- **Work required**
Among the lines listed below, count those that include the string "SDTVAR", and state only the count.

(Saved entries)
**********

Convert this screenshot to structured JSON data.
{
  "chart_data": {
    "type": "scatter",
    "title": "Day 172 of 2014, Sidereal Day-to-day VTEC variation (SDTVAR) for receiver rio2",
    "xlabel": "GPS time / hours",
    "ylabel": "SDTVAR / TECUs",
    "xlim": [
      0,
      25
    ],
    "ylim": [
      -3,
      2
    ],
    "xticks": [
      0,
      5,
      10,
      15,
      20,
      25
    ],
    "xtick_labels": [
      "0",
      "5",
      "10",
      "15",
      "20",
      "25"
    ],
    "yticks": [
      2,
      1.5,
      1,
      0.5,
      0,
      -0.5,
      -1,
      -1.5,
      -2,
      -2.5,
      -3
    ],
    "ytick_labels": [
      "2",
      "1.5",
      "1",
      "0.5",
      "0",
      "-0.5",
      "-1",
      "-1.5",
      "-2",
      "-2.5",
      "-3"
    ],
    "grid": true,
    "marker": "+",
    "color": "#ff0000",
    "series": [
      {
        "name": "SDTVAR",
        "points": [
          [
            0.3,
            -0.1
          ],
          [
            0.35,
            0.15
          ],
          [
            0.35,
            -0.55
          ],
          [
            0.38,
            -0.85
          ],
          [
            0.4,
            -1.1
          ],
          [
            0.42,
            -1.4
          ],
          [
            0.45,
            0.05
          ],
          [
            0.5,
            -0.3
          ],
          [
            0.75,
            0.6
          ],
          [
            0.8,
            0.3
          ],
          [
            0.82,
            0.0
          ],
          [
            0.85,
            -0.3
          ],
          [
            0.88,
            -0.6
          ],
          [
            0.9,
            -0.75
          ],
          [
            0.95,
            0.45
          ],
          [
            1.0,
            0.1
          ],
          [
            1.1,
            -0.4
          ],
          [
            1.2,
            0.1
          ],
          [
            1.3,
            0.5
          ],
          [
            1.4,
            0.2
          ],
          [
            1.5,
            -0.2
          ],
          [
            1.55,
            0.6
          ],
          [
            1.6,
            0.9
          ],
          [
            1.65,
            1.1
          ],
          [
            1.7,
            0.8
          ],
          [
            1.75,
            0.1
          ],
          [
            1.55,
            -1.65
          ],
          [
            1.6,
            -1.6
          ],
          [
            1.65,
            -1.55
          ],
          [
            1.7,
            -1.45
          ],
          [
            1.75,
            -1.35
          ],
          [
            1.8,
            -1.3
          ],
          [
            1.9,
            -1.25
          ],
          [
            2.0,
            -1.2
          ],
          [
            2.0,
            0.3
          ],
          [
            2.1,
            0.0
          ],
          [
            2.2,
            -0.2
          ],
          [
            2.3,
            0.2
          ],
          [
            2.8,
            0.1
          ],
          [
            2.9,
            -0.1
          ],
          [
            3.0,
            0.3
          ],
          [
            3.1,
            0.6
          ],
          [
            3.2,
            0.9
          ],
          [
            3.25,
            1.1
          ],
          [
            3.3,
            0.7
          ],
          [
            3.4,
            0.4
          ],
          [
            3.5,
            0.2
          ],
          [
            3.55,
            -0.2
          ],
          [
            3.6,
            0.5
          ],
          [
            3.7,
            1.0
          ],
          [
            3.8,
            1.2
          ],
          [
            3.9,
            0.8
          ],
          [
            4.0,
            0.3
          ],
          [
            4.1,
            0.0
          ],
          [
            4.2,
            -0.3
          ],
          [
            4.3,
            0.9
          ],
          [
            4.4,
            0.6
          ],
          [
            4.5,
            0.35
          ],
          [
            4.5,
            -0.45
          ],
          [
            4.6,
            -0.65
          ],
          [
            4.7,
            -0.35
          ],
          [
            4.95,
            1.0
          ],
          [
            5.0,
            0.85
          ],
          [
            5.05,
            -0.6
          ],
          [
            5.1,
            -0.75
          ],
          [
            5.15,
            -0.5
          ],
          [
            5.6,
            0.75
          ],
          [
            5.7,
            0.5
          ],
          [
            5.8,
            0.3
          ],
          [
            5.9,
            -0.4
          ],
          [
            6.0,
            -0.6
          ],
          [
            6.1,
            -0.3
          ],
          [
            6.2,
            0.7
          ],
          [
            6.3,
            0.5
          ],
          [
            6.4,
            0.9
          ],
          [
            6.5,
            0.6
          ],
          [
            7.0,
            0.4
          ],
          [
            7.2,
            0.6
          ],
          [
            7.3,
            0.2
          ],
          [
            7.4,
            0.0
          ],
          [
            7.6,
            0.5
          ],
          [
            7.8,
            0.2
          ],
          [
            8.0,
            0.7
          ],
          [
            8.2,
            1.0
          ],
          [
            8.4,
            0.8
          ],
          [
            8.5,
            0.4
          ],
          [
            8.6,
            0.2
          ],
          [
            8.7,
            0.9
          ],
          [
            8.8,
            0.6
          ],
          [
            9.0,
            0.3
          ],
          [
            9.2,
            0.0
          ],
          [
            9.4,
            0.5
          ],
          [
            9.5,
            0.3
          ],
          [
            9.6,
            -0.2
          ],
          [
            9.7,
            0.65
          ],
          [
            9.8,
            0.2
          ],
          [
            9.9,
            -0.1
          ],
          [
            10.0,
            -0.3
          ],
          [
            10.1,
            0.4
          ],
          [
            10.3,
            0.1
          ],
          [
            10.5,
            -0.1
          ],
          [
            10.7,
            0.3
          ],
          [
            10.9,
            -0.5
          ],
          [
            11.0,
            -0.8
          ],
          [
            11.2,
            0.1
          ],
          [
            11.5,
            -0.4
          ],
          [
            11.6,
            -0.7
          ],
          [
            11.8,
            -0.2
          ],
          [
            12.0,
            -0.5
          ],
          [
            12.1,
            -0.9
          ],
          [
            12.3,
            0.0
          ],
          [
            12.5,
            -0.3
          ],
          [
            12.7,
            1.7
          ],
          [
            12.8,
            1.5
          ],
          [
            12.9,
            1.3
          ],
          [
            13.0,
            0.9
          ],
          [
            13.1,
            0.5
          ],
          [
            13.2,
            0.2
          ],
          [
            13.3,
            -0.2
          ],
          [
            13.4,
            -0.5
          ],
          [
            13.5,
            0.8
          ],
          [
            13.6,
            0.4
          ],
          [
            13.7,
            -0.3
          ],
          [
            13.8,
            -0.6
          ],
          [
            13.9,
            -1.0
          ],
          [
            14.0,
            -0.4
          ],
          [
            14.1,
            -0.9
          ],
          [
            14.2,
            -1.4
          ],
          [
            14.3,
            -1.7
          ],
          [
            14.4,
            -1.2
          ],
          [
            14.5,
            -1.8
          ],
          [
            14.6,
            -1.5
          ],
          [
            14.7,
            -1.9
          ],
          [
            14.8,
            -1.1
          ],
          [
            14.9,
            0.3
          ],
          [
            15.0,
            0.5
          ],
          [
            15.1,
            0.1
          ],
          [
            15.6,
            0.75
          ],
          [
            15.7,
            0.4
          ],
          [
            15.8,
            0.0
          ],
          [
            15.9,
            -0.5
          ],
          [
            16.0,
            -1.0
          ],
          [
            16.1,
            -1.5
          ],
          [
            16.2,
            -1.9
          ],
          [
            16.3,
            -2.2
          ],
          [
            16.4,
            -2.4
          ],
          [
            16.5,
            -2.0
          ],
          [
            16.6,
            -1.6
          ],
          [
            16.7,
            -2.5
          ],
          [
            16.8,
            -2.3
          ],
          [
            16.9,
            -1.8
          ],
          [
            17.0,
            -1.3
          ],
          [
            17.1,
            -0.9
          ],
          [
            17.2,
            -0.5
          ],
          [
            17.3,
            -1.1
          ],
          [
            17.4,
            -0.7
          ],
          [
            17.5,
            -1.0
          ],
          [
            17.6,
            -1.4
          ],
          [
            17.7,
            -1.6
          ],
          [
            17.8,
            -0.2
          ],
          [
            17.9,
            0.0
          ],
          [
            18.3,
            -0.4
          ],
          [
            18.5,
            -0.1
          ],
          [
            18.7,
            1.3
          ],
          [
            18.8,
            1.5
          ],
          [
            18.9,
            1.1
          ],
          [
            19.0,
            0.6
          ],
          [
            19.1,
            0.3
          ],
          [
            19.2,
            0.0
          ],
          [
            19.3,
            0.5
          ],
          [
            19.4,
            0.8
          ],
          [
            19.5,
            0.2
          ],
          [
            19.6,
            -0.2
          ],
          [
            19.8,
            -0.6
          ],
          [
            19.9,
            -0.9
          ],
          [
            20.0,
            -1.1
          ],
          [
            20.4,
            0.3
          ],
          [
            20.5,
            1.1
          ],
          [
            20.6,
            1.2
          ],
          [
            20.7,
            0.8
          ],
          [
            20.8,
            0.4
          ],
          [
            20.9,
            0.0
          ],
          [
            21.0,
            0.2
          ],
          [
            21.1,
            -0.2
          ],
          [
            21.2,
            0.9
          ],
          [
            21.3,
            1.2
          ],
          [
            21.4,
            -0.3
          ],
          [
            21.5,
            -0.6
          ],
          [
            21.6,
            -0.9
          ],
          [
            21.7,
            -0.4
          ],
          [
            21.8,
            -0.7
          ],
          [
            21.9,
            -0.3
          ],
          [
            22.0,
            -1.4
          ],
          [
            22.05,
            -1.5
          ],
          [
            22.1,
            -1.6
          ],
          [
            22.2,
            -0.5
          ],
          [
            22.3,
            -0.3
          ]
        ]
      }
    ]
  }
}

**********

- **The response**
3